* Task details:
Copy every line of the records below that holds the word "floor".

─── Records provided ───

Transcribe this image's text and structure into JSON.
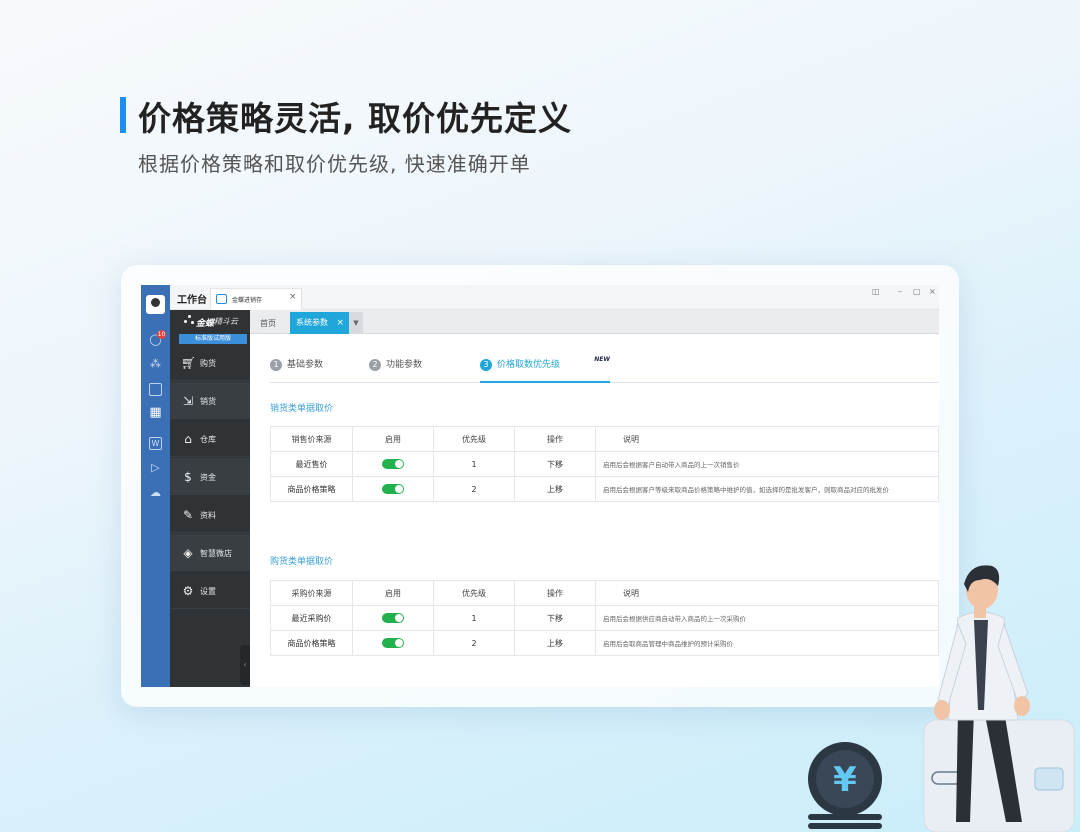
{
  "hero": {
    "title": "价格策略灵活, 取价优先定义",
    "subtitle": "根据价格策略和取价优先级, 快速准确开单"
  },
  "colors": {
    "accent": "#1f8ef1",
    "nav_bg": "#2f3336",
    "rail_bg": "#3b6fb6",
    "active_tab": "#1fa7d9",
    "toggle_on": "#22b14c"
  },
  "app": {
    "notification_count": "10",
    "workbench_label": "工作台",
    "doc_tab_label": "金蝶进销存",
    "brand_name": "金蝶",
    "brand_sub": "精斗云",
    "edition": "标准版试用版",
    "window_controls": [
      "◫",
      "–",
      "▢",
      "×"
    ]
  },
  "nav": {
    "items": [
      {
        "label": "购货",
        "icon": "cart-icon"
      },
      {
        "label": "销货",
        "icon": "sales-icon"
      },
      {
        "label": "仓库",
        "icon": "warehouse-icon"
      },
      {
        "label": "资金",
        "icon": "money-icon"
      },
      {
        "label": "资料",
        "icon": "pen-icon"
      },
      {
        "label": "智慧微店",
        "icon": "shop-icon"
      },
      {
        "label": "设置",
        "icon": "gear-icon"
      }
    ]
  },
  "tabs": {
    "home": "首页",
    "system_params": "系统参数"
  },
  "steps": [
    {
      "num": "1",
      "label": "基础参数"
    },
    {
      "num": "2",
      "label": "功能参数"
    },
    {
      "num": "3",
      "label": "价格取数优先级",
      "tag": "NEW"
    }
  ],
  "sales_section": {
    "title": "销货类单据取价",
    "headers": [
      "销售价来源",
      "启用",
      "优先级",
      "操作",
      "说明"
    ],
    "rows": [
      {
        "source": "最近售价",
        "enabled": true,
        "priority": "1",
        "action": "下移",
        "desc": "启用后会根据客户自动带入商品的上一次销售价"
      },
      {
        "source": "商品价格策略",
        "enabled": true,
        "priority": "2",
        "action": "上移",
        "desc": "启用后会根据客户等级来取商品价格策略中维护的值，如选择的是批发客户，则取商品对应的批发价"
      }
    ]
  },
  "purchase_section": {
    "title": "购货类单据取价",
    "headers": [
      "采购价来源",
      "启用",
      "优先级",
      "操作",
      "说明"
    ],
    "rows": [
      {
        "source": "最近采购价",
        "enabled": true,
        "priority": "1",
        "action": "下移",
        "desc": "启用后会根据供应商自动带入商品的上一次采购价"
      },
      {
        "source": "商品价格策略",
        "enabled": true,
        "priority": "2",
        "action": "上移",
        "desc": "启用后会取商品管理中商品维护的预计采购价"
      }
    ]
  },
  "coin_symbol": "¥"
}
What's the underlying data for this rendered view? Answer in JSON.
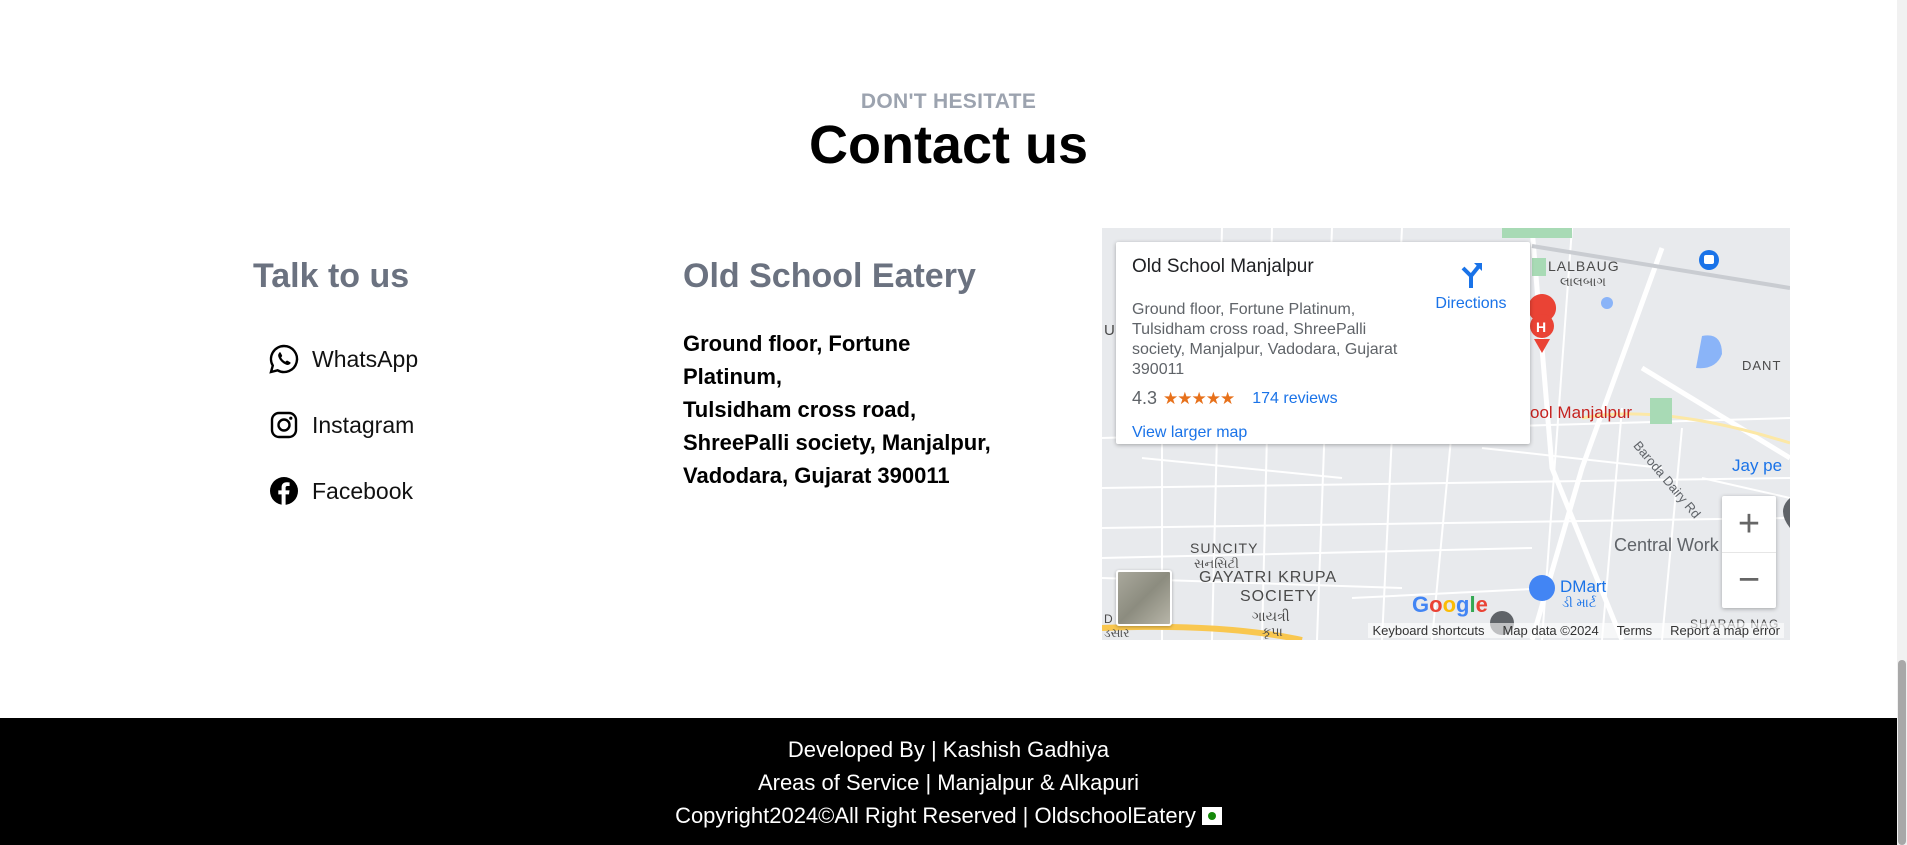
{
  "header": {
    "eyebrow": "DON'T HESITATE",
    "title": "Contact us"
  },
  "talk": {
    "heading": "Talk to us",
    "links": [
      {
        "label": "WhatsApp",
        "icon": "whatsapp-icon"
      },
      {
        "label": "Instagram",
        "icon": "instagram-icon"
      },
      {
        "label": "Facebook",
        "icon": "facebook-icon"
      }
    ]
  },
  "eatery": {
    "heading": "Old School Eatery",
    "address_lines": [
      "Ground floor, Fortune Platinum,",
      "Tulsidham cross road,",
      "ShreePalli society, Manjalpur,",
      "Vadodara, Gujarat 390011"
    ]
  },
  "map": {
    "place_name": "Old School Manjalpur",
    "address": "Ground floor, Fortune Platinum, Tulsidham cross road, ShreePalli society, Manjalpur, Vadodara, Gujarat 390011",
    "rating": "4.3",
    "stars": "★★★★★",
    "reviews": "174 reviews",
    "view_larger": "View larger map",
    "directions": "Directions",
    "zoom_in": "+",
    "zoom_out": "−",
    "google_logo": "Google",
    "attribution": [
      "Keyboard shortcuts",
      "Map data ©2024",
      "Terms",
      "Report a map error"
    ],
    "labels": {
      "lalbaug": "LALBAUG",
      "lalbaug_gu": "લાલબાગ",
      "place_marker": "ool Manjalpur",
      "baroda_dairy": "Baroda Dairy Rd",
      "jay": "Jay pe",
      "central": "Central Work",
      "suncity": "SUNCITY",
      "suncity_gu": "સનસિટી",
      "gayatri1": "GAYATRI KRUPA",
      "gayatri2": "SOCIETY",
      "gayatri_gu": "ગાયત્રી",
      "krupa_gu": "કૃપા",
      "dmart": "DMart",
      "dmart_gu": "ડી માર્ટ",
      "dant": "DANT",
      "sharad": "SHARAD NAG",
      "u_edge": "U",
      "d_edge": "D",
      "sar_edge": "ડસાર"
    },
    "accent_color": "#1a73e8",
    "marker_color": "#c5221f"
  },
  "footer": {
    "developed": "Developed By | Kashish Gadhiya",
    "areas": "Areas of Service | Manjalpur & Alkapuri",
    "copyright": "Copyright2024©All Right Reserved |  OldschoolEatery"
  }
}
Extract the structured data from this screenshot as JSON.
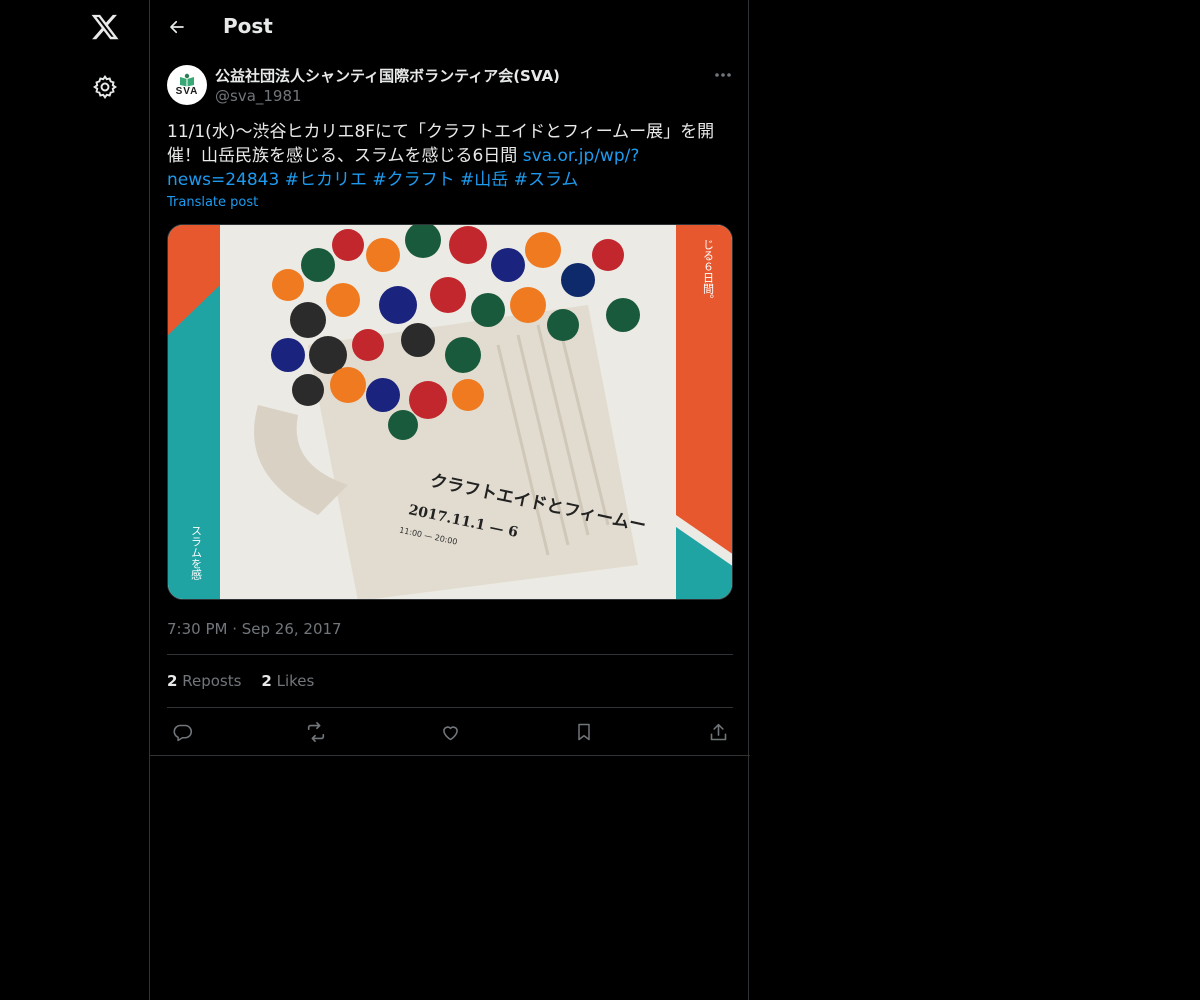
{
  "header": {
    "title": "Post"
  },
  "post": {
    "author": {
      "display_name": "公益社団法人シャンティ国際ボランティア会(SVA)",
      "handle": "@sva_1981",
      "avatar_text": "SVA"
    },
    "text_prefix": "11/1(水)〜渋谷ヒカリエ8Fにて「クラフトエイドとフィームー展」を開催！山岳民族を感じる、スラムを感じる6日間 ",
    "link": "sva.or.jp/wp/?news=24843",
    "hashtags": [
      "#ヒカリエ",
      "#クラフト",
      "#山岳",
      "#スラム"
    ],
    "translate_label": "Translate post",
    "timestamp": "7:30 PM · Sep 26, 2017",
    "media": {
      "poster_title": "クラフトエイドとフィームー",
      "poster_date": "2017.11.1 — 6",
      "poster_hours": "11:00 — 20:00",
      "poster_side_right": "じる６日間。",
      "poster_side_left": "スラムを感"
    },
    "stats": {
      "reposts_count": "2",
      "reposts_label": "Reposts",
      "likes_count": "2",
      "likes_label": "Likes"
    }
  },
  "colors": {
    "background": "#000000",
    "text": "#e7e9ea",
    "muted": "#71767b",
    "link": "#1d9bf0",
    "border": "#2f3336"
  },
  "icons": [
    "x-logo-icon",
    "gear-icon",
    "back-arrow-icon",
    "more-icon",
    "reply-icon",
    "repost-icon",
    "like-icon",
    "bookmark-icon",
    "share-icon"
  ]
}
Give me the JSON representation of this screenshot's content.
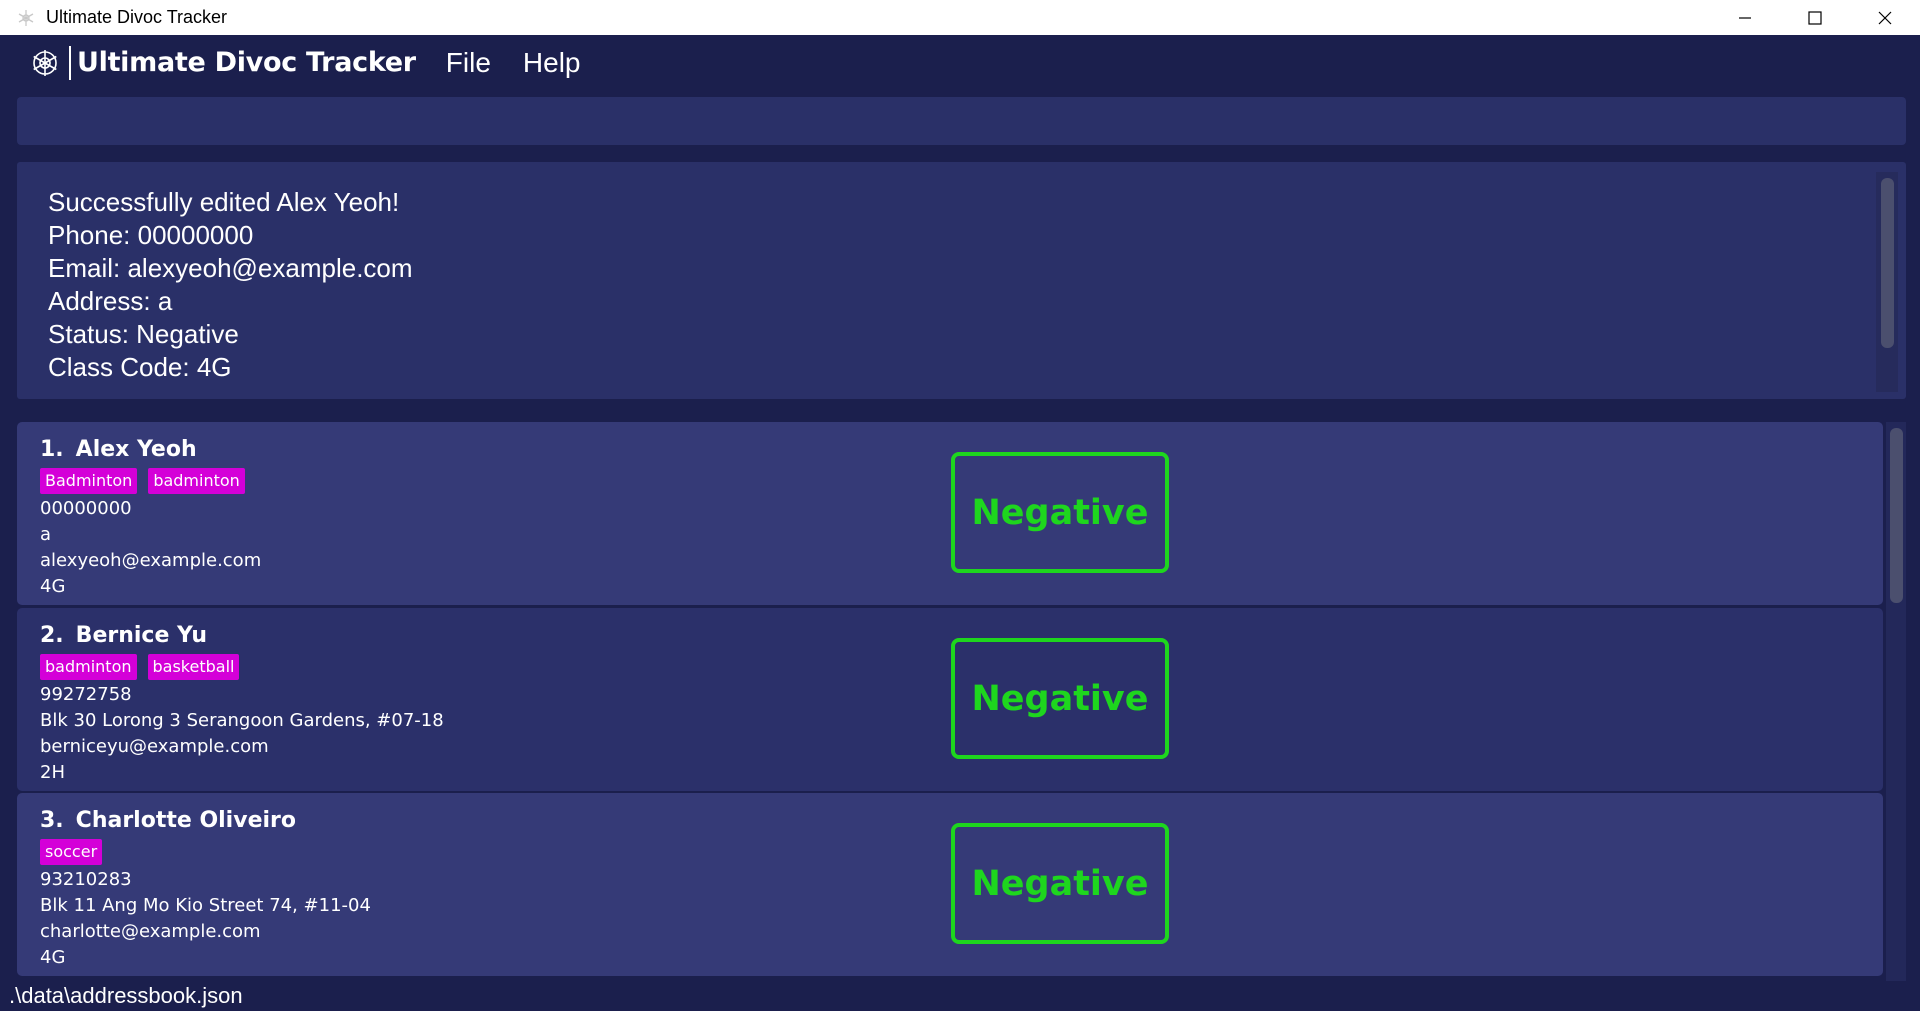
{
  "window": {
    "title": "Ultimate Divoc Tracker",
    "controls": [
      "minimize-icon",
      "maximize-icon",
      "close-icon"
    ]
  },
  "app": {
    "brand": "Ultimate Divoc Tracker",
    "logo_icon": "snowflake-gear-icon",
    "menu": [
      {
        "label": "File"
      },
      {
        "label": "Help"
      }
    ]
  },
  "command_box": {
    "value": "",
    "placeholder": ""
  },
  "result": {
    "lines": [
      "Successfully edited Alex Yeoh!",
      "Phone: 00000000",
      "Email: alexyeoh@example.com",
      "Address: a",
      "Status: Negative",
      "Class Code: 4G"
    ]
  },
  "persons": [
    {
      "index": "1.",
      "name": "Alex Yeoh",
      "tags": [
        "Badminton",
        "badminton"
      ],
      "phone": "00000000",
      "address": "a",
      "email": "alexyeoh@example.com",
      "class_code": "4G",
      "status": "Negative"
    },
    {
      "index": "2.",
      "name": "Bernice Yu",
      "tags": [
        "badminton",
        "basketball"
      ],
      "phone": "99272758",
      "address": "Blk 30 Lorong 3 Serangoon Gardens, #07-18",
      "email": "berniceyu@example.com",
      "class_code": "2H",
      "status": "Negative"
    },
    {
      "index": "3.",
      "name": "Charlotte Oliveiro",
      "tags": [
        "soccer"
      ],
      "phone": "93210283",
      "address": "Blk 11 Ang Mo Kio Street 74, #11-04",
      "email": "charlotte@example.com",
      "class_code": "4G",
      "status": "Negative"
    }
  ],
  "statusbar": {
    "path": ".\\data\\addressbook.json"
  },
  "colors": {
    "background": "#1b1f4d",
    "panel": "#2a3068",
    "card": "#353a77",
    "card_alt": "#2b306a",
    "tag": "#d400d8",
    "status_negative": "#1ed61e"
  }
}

───

* Exercise output:
      "Ground floor, Fortune Platinum,",
    "address": "Ground floor, Fortune Platinum, Tulsidham cross road, ShreePalli society, Manjalpur, Vadodara, Gujarat 390011",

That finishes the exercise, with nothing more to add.